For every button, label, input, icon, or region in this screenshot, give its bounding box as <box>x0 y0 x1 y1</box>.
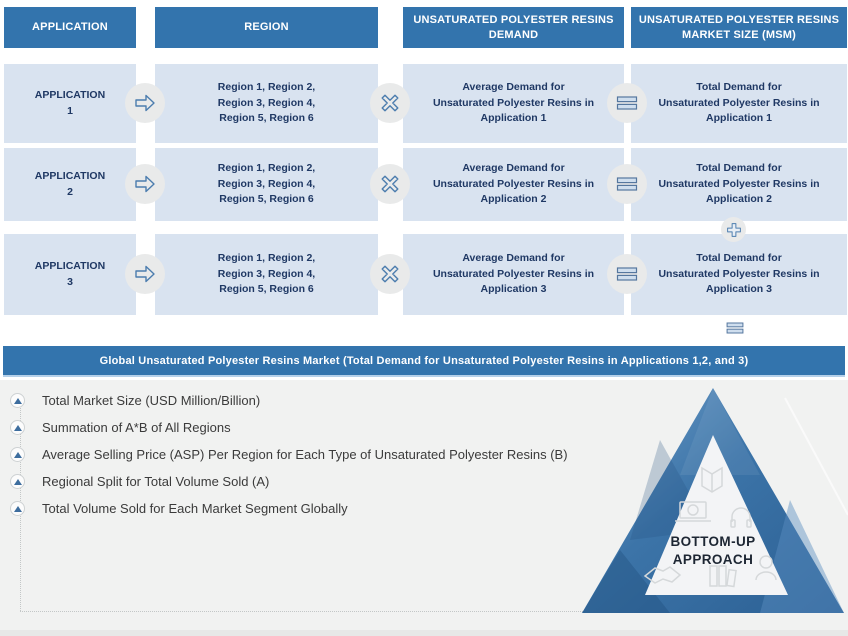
bottom-up-pyramid: BOTTOM-UP APPROACH <box>582 388 848 613</box>
header-application: APPLICATION <box>4 7 136 48</box>
demand-cell: Average Demand for Unsaturated Polyester… <box>403 64 624 143</box>
arrow-right-icon <box>125 254 165 294</box>
equals-icon <box>607 254 647 294</box>
arrow-right-icon <box>125 164 165 204</box>
list-item: Total Market Size (USD Million/Billion) <box>10 387 570 414</box>
demand-cell: Average Demand for Unsaturated Polyester… <box>403 234 624 315</box>
list-item: Regional Split for Total Volume Sold (A) <box>10 468 570 495</box>
files-icon <box>709 565 737 588</box>
total-demand-cell: Total Demand for Unsaturated Polyester R… <box>631 234 847 315</box>
arrow-right-icon <box>125 83 165 123</box>
person-icon <box>755 555 777 581</box>
list-item: Summation of A*B of All Regions <box>10 414 570 441</box>
equals-icon <box>607 164 647 204</box>
application-cell: APPLICATION 2 <box>4 148 136 221</box>
book-icon <box>701 466 723 493</box>
bullet-label: Average Selling Price (ASP) Per Region f… <box>42 447 568 462</box>
background-streak <box>784 397 848 516</box>
triangle-up-icon <box>10 447 25 462</box>
region-cell: Region 1, Region 2, Region 3, Region 4, … <box>155 234 378 315</box>
section-dotted-border <box>20 611 585 612</box>
triangle-up-icon <box>10 501 25 516</box>
total-demand-cell: Total Demand for Unsaturated Polyester R… <box>631 64 847 143</box>
pyramid-label-line1: BOTTOM-UP <box>670 534 755 549</box>
multiply-icon <box>370 254 410 294</box>
header-demand: UNSATURATED POLYESTER RESINS DEMAND <box>403 7 624 48</box>
equals-icon <box>607 83 647 123</box>
triangle-up-icon <box>10 420 25 435</box>
demand-cell: Average Demand for Unsaturated Polyester… <box>403 148 624 221</box>
multiply-icon <box>370 164 410 204</box>
global-market-banner: Global Unsaturated Polyester Resins Mark… <box>3 346 845 377</box>
list-item: Average Selling Price (ASP) Per Region f… <box>10 441 570 468</box>
header-region: REGION <box>155 7 378 48</box>
headphones-icon <box>730 507 752 528</box>
total-demand-cell: Total Demand for Unsaturated Polyester R… <box>631 148 847 221</box>
list-item: Total Volume Sold for Each Market Segmen… <box>10 495 570 522</box>
equals-icon <box>722 319 748 337</box>
methodology-bullet-list: Total Market Size (USD Million/Billion) … <box>10 387 570 522</box>
header-market-size: UNSATURATED POLYESTER RESINS MARKET SIZE… <box>631 7 847 48</box>
application-cell: APPLICATION 3 <box>4 234 136 315</box>
region-cell: Region 1, Region 2, Region 3, Region 4, … <box>155 148 378 221</box>
plus-icon <box>721 217 746 242</box>
laptop-icon <box>675 501 711 522</box>
triangle-up-icon <box>10 393 25 408</box>
multiply-icon <box>370 83 410 123</box>
handshake-icon <box>643 566 682 584</box>
bottom-strip <box>0 630 848 636</box>
region-cell: Region 1, Region 2, Region 3, Region 4, … <box>155 64 378 143</box>
bullet-label: Summation of A*B of All Regions <box>42 420 231 435</box>
bullet-label: Total Volume Sold for Each Market Segmen… <box>42 501 348 516</box>
pyramid-inner-triangle <box>645 435 788 595</box>
pyramid-label-line2: APPROACH <box>673 552 753 567</box>
application-cell: APPLICATION 1 <box>4 64 136 143</box>
triangle-up-icon <box>10 474 25 489</box>
bullet-label: Regional Split for Total Volume Sold (A) <box>42 474 270 489</box>
bullet-label: Total Market Size (USD Million/Billion) <box>42 393 261 408</box>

---+---

**EXERCISE GOAL:** Copy the lines of the records verbatim, from the line with "bottom-up-pyramid: BOTTOM-UP APPROACH" through the line with "arrow-right-icon <box>125 254 165 294</box>", including both.

**FINISHED TASK:**
bottom-up-pyramid: BOTTOM-UP APPROACH <box>582 388 848 613</box>
header-application: APPLICATION <box>4 7 136 48</box>
demand-cell: Average Demand for Unsaturated Polyester… <box>403 64 624 143</box>
arrow-right-icon <box>125 254 165 294</box>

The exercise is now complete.